» **Stated problem**
From the listing below, extract every line containing "省賑務會".
-- begin --
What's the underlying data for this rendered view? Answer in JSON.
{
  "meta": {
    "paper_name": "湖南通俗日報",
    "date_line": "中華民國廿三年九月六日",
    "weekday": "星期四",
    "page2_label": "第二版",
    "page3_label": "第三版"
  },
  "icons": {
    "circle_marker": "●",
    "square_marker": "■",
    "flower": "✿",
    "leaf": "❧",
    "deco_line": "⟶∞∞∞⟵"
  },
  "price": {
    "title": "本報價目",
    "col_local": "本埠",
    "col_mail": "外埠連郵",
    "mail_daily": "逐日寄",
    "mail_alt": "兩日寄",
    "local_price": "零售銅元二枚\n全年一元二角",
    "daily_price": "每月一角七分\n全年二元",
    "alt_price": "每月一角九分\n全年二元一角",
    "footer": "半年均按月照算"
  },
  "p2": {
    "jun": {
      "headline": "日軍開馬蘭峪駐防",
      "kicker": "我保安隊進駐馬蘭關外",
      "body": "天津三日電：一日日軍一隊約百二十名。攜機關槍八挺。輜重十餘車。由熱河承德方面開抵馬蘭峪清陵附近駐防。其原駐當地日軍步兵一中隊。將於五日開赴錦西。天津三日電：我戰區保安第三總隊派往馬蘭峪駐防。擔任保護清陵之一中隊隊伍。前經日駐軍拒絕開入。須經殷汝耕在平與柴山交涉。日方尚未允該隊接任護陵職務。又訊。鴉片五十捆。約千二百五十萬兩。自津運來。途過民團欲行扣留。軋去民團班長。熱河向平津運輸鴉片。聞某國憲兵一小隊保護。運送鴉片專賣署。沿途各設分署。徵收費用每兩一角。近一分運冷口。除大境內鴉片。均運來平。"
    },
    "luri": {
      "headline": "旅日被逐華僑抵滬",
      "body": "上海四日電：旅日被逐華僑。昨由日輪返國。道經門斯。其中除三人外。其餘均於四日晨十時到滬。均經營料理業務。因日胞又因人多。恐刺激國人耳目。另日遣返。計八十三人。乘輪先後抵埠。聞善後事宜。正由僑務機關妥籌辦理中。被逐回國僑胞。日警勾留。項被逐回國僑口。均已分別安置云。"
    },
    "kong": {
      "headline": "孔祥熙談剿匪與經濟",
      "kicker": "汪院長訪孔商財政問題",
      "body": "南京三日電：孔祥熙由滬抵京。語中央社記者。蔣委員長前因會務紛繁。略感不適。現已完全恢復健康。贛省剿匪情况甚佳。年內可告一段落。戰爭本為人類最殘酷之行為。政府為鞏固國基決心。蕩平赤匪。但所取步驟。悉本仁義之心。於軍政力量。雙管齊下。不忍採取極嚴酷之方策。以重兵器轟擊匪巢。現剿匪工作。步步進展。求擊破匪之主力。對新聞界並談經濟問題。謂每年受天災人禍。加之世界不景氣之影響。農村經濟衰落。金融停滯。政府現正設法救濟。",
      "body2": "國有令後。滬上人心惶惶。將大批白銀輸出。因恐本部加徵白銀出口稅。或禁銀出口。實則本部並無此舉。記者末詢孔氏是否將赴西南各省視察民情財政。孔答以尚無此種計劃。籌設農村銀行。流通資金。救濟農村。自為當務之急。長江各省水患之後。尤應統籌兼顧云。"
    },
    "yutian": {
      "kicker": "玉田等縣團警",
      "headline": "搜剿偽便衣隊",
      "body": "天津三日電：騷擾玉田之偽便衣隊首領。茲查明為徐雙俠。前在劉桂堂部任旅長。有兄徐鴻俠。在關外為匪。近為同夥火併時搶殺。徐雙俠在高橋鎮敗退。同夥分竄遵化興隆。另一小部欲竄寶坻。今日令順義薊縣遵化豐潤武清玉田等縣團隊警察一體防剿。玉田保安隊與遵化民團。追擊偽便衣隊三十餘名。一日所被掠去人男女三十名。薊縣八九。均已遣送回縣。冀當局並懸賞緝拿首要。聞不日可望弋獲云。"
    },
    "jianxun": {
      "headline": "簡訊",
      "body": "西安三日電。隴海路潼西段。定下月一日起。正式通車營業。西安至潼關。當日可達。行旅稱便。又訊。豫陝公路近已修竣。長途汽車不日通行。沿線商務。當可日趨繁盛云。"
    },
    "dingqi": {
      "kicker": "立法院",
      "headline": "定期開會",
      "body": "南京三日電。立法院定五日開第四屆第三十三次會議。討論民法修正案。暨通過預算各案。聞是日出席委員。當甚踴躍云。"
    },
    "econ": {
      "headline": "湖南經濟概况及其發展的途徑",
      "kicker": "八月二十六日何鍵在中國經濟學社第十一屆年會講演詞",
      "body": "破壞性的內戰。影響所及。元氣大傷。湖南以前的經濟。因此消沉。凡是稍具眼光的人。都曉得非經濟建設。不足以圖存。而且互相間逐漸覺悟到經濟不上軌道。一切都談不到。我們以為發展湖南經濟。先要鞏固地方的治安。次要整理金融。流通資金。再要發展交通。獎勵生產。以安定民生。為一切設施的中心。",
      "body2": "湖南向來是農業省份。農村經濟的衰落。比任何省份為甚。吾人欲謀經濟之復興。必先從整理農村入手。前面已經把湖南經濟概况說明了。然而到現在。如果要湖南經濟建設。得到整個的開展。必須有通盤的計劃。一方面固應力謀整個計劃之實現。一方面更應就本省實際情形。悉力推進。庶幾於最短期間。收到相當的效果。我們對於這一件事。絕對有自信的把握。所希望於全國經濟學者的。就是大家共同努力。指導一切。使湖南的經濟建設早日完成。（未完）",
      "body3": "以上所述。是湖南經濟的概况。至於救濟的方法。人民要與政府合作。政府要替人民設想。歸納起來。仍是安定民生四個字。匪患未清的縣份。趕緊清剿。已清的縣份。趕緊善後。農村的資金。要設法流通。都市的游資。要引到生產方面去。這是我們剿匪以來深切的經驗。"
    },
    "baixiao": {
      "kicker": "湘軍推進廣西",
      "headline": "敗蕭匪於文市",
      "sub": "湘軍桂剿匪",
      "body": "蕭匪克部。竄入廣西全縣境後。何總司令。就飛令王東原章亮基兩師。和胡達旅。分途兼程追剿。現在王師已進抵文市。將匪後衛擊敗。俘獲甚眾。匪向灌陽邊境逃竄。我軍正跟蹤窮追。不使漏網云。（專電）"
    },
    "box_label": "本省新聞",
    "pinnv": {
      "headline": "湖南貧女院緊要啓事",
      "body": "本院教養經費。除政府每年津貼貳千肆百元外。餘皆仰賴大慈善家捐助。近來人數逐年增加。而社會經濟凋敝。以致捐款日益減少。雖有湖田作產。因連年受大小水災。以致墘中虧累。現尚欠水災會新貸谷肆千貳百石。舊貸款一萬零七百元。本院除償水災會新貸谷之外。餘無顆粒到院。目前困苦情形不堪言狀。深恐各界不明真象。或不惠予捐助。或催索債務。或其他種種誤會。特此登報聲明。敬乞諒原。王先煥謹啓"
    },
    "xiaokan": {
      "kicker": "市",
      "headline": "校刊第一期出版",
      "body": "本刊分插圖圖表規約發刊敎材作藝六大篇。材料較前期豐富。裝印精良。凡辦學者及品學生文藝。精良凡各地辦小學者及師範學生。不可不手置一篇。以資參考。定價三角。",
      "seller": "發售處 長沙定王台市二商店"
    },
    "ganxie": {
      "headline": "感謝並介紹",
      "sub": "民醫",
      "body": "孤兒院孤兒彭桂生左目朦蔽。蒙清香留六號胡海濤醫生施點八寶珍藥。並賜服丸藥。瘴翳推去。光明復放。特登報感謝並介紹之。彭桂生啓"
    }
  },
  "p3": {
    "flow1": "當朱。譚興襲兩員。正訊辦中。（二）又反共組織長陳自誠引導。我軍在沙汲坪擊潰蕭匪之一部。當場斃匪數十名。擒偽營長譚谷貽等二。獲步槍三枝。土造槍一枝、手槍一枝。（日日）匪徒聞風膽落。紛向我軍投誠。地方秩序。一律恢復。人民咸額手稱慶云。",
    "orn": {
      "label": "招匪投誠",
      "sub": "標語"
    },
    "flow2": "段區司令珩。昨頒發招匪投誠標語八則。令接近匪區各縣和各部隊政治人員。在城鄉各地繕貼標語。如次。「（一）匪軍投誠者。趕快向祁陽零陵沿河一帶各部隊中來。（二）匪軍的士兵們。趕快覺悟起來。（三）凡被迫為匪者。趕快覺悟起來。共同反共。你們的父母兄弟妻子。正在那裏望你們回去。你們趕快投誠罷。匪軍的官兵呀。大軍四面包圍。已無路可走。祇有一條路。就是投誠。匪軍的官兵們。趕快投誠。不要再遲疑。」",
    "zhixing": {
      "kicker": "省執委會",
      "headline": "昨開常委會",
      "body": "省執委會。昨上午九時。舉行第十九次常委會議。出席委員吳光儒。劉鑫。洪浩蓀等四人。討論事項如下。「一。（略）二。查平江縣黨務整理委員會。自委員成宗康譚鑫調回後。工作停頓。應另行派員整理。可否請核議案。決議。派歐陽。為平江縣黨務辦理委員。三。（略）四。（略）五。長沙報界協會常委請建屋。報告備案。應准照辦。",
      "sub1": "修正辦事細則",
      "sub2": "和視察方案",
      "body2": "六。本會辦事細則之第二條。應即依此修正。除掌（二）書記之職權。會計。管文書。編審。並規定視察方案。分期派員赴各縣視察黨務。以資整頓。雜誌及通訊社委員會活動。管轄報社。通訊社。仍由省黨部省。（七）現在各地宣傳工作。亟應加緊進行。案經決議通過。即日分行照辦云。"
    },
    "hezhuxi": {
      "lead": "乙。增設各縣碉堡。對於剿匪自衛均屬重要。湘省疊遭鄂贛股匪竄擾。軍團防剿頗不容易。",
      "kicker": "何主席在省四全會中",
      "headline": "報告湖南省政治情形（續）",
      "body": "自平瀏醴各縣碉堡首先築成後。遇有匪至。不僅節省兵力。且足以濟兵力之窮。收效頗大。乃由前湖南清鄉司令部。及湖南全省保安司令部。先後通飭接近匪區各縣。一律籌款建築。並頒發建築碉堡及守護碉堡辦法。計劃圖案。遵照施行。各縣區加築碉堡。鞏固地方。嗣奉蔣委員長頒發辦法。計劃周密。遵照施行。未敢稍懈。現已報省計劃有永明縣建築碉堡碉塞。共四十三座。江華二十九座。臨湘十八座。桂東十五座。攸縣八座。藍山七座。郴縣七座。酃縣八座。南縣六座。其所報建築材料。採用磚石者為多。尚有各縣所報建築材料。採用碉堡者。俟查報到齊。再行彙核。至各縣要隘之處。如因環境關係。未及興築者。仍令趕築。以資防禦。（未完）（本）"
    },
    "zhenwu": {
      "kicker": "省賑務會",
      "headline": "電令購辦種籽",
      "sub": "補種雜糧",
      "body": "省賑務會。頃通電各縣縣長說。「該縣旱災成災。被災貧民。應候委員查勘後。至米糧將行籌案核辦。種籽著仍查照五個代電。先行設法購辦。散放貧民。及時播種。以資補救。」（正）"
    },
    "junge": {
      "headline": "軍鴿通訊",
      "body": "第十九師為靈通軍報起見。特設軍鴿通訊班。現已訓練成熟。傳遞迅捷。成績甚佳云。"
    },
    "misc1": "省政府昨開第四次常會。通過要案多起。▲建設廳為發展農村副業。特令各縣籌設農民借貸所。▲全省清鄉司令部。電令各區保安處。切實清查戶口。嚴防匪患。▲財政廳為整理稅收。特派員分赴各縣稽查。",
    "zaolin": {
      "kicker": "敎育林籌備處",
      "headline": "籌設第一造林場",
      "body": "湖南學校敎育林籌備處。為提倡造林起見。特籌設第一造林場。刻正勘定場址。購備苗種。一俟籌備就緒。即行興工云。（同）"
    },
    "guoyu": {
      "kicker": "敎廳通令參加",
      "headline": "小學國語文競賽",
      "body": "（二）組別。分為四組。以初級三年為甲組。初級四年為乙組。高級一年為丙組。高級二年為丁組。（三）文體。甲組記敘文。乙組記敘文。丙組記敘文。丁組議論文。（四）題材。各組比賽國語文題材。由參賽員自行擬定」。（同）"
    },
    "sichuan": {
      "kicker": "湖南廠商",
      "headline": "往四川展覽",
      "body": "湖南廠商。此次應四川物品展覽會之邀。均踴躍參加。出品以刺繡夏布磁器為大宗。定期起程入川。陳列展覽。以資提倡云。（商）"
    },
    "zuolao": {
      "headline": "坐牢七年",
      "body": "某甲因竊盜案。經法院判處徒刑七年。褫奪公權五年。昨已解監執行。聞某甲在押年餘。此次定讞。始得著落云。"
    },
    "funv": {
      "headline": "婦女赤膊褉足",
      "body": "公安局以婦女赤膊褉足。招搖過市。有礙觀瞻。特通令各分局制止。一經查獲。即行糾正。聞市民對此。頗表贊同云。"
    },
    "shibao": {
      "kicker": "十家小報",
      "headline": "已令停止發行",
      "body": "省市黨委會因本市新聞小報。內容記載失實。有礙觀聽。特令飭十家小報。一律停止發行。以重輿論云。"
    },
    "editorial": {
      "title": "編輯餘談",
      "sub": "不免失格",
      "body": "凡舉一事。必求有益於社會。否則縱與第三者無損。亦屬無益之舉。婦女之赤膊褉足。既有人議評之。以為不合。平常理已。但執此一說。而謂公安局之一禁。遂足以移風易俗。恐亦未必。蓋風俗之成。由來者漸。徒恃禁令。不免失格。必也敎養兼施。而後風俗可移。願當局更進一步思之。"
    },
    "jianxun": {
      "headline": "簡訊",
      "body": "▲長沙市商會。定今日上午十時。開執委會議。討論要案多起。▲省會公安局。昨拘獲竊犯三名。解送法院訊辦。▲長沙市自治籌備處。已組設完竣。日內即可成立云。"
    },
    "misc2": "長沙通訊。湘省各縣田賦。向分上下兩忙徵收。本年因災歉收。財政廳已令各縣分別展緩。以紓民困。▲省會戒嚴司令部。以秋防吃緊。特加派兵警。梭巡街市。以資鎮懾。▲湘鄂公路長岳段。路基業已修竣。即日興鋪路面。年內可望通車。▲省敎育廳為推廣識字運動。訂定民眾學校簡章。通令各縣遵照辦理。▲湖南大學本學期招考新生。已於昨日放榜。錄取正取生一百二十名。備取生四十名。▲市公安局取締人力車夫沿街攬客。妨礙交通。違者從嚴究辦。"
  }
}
-- end --
» **Reply**
      "kicker": "省賑務會",
      "body": "省賑務會。頃通電各縣縣長說。「該縣旱災成災。被災貧民。應候委員查勘後。至米糧將行籌案核辦。種籽著仍查照五個代電。先行設法購辦。散放貧民。及時播種。以資補救。」（正）"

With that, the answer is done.